* JOB *
Set down every entry again word for word, please, but skip the pictures.

Stored data entries:
┌────────
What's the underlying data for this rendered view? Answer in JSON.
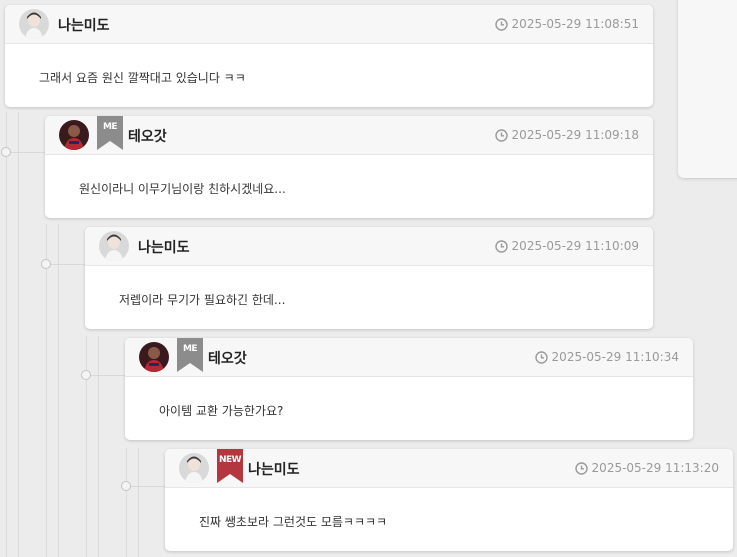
{
  "comments": [
    {
      "author": "나는미도",
      "avatar": "woman-avatar",
      "badge": null,
      "timestamp": "2025-05-29 11:08:51",
      "text": "그래서 요즘 원신 깔짝대고 있습니다 ㅋㅋ"
    },
    {
      "author": "테오갓",
      "avatar": "player-avatar",
      "badge": "ME",
      "timestamp": "2025-05-29 11:09:18",
      "text": "원신이라니 이무기님이랑 친하시겠네요..."
    },
    {
      "author": "나는미도",
      "avatar": "woman-avatar",
      "badge": null,
      "timestamp": "2025-05-29 11:10:09",
      "text": "저렙이라 무기가 필요하긴 한데..."
    },
    {
      "author": "테오갓",
      "avatar": "player-avatar",
      "badge": "ME",
      "timestamp": "2025-05-29 11:10:34",
      "text": "아이템 교환 가능한가요?"
    },
    {
      "author": "나는미도",
      "avatar": "woman-avatar",
      "badge": "NEW",
      "timestamp": "2025-05-29 11:13:20",
      "text": "진짜 쌩초보라 그런것도 모름ㅋㅋㅋㅋ"
    }
  ],
  "colors": {
    "me_badge": "#8c8c8c",
    "new_badge": "#b4373f",
    "timestamp": "#9a9a9a"
  },
  "icons": {
    "time": "clock-icon",
    "me_badge": "bookmark-icon",
    "new_badge": "bookmark-icon"
  }
}
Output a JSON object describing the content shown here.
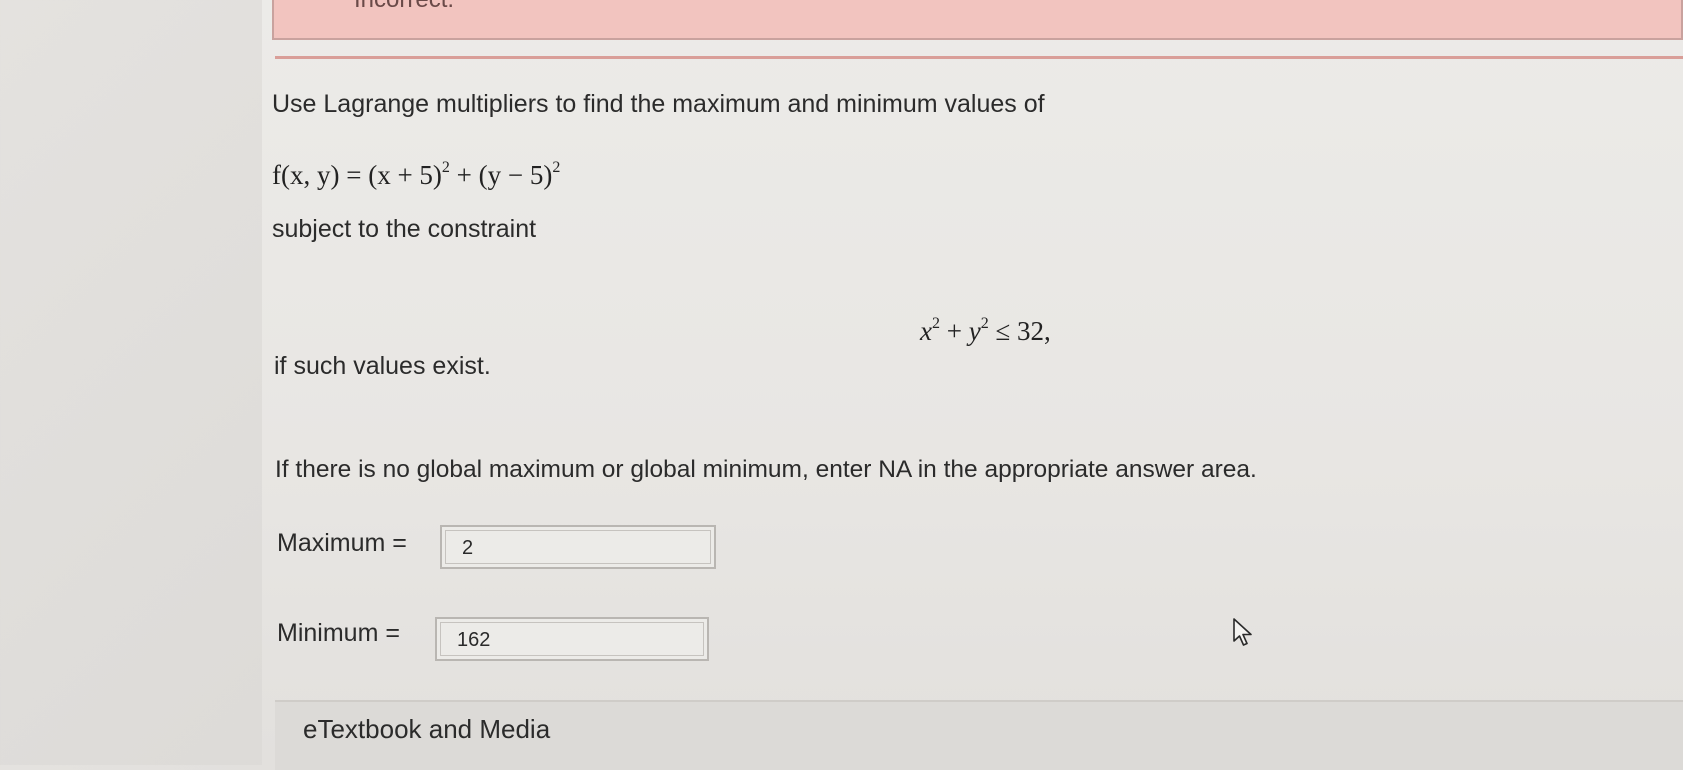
{
  "feedback": {
    "status": "Incorrect."
  },
  "question": {
    "intro": "Use Lagrange multipliers to find the maximum and minimum values of",
    "function_lhs": "f(x, y) = (x + 5)",
    "function_mid": " + (y − 5)",
    "exponent": "2",
    "constraint_intro": "subject to the constraint",
    "constraint_x": "x",
    "constraint_plus": " + ",
    "constraint_y": "y",
    "constraint_rhs": " ≤ 32,",
    "condition": "if such values exist.",
    "instruction": "If there is no global maximum or global minimum, enter NA in the appropriate answer area."
  },
  "answers": {
    "maximum_label": "Maximum  =",
    "maximum_value": "2",
    "minimum_label": "Minimum  =",
    "minimum_value": "162"
  },
  "resources": {
    "etextbook_label": "eTextbook and Media"
  },
  "icons": {
    "cursor": "mouse-pointer-icon"
  }
}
└────────
* EXPECTED OUTPUT *
What's the underlying data for this rendered view? Answer in JSON.
{
  "comments": [
    {
      "author": "나는미도",
      "avatar": "woman-avatar",
      "badge": null,
      "timestamp": "2025-05-29 11:08:51",
      "text": "그래서 요즘 원신 깔짝대고 있습니다 ㅋㅋ"
    },
    {
      "author": "테오갓",
      "avatar": "player-avatar",
      "badge": "ME",
      "timestamp": "2025-05-29 11:09:18",
      "text": "원신이라니 이무기님이랑 친하시겠네요..."
    },
    {
      "author": "나는미도",
      "avatar": "woman-avatar",
      "badge": null,
      "timestamp": "2025-05-29 11:10:09",
      "text": "저렙이라 무기가 필요하긴 한데..."
    },
    {
      "author": "테오갓",
      "avatar": "player-avatar",
      "badge": "ME",
      "timestamp": "2025-05-29 11:10:34",
      "text": "아이템 교환 가능한가요?"
    },
    {
      "author": "나는미도",
      "avatar": "woman-avatar",
      "badge": "NEW",
      "timestamp": "2025-05-29 11:13:20",
      "text": "진짜 쌩초보라 그런것도 모름ㅋㅋㅋㅋ"
    }
  ],
  "colors": {
    "me_badge": "#8c8c8c",
    "new_badge": "#b4373f",
    "timestamp": "#9a9a9a"
  },
  "icons": {
    "time": "clock-icon",
    "me_badge": "bookmark-icon",
    "new_badge": "bookmark-icon"
  }
}
Output a JSON object describing the content shown here.
{
  "feedback": {
    "status": "Incorrect."
  },
  "question": {
    "intro": "Use Lagrange multipliers to find the maximum and minimum values of",
    "function_lhs": "f(x, y) = (x + 5)",
    "function_mid": " + (y − 5)",
    "exponent": "2",
    "constraint_intro": "subject to the constraint",
    "constraint_x": "x",
    "constraint_plus": " + ",
    "constraint_y": "y",
    "constraint_rhs": " ≤ 32,",
    "condition": "if such values exist.",
    "instruction": "If there is no global maximum or global minimum, enter NA in the appropriate answer area."
  },
  "answers": {
    "maximum_label": "Maximum  =",
    "maximum_value": "2",
    "minimum_label": "Minimum  =",
    "minimum_value": "162"
  },
  "resources": {
    "etextbook_label": "eTextbook and Media"
  },
  "icons": {
    "cursor": "mouse-pointer-icon"
  }
}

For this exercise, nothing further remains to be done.